**TASK DETAILS**
Find the word "name" in the data. Return every line where it appears.

**PROVIDED ENTRIES**

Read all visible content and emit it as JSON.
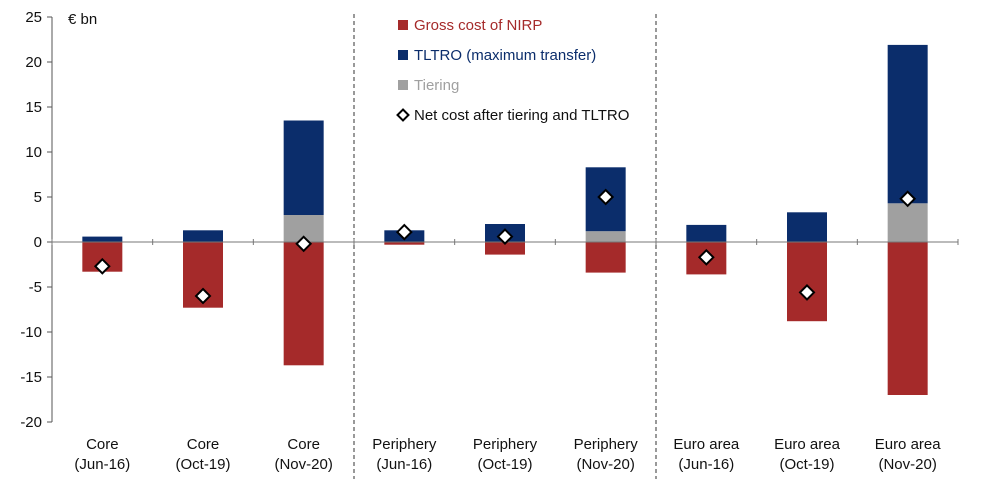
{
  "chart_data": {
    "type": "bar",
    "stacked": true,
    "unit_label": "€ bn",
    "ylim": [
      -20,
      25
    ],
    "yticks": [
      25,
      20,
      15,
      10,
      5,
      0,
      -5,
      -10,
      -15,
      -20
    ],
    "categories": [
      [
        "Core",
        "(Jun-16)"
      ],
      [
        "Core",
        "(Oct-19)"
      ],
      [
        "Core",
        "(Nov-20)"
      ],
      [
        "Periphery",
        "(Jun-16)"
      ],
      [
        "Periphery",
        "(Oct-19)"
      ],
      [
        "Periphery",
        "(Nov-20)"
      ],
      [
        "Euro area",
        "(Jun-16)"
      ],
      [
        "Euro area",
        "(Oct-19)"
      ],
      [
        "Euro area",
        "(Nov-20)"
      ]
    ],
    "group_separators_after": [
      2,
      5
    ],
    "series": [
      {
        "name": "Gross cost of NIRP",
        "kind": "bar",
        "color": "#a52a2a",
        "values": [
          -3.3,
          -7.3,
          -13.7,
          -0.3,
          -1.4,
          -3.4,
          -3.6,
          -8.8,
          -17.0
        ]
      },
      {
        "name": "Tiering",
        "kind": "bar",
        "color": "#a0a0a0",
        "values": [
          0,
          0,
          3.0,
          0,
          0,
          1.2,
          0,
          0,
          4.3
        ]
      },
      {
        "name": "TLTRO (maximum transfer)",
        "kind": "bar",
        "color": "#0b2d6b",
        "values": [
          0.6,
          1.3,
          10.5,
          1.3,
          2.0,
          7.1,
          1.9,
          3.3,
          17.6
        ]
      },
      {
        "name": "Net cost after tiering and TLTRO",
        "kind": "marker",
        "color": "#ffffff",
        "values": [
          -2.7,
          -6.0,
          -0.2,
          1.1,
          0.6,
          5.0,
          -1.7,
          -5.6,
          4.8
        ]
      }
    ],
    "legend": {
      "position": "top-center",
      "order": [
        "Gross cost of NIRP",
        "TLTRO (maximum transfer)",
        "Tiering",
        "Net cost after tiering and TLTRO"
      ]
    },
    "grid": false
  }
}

==

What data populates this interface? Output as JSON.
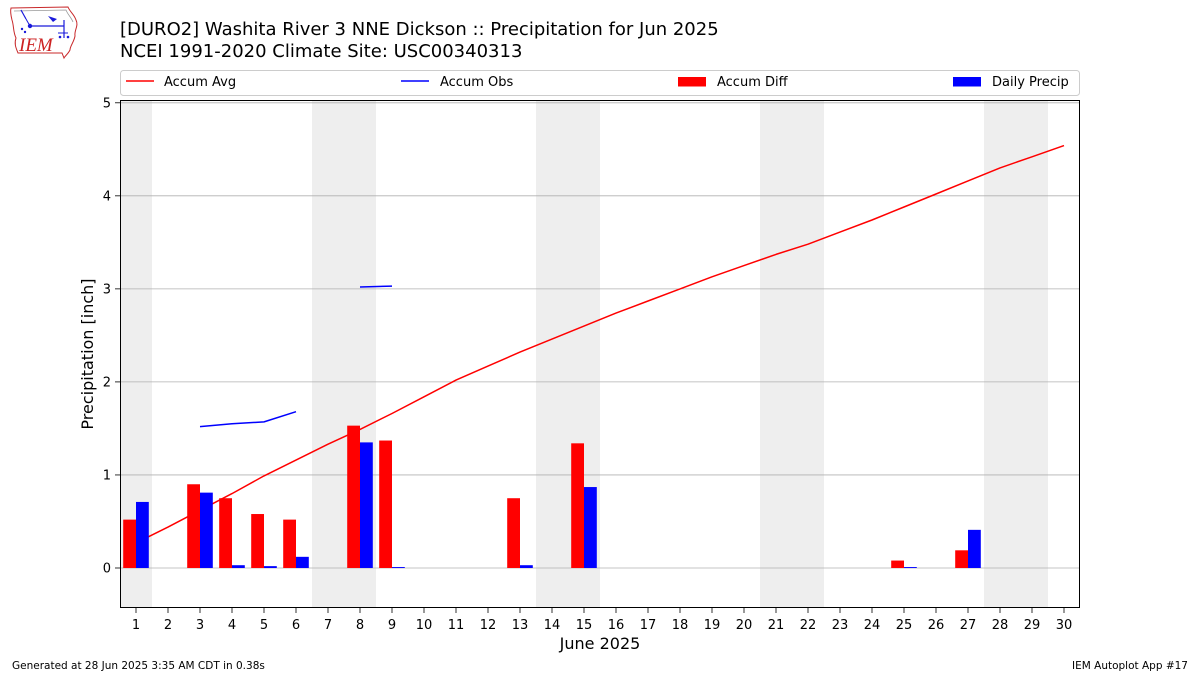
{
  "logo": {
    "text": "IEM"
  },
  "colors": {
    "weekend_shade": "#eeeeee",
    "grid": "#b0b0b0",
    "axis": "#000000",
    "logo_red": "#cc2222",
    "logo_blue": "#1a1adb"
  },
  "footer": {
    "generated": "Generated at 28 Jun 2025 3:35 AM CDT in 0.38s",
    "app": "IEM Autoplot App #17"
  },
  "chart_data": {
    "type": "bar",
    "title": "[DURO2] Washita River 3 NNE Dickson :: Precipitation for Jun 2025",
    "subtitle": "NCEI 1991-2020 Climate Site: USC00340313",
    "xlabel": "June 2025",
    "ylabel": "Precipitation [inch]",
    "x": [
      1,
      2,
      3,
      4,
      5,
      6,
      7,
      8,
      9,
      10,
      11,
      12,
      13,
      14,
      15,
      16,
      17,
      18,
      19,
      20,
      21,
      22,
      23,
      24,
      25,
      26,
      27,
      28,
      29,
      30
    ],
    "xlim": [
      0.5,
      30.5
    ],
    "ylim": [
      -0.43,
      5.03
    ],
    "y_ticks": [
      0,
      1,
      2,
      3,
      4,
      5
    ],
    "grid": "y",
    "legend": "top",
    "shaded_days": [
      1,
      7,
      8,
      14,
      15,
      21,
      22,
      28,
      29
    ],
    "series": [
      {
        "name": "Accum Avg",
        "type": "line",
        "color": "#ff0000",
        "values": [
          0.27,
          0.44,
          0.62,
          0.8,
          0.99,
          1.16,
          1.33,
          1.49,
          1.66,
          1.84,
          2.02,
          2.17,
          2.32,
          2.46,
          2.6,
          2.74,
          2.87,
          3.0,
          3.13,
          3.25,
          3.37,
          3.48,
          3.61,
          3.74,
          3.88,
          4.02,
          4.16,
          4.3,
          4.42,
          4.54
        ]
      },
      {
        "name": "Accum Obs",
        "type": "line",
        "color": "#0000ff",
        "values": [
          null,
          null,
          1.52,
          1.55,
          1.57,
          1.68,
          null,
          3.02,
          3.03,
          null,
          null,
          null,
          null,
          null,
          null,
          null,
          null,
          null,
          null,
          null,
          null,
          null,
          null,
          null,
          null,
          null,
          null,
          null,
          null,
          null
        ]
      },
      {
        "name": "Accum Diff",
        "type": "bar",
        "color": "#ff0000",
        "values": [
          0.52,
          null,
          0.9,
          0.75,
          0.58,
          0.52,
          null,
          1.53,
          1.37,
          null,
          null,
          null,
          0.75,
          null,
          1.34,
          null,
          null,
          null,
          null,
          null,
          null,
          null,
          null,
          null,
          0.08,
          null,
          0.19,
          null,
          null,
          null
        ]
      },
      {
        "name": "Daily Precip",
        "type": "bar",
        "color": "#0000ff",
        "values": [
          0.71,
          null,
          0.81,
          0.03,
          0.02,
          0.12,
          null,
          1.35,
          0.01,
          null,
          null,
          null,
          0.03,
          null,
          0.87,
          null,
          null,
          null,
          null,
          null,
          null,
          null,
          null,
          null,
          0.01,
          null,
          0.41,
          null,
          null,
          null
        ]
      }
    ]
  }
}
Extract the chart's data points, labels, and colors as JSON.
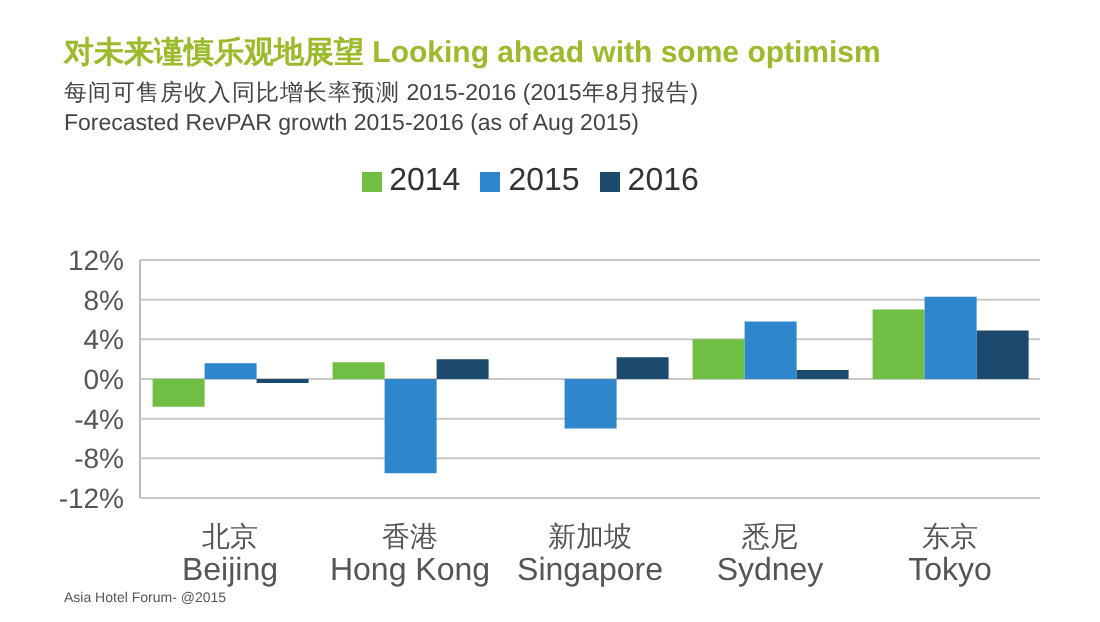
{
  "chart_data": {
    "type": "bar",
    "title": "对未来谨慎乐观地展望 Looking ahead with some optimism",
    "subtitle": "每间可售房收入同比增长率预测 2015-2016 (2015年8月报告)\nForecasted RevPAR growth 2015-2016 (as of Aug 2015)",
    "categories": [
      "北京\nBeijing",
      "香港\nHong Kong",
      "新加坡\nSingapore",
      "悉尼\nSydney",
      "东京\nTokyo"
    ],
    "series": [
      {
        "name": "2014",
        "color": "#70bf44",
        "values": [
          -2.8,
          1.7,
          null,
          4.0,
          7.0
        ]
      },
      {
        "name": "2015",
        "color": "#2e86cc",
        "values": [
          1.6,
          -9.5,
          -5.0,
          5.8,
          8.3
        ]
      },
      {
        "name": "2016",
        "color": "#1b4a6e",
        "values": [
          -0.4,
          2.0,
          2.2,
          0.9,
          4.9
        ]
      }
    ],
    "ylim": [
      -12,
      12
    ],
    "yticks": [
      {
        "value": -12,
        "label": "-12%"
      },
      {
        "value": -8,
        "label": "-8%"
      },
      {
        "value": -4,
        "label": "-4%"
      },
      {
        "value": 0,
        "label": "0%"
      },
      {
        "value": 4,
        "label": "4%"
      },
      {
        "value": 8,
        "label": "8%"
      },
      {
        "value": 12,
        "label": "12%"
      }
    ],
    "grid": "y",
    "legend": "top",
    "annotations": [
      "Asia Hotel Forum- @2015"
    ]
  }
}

**WRITTEN RESPONSE**
        "name": "Gross cost of NIRP",
        "name": "Tiering",
        "name": "TLTRO (maximum transfer)",
        "name": "Net cost after tiering and TLTRO",
        "name": "Accum Avg",
        "name": "Accum Obs",
        "name": "Accum Diff",
        "name": "Daily Precip",
        "name": "2014",
        "name": "2015",
        "name": "2016",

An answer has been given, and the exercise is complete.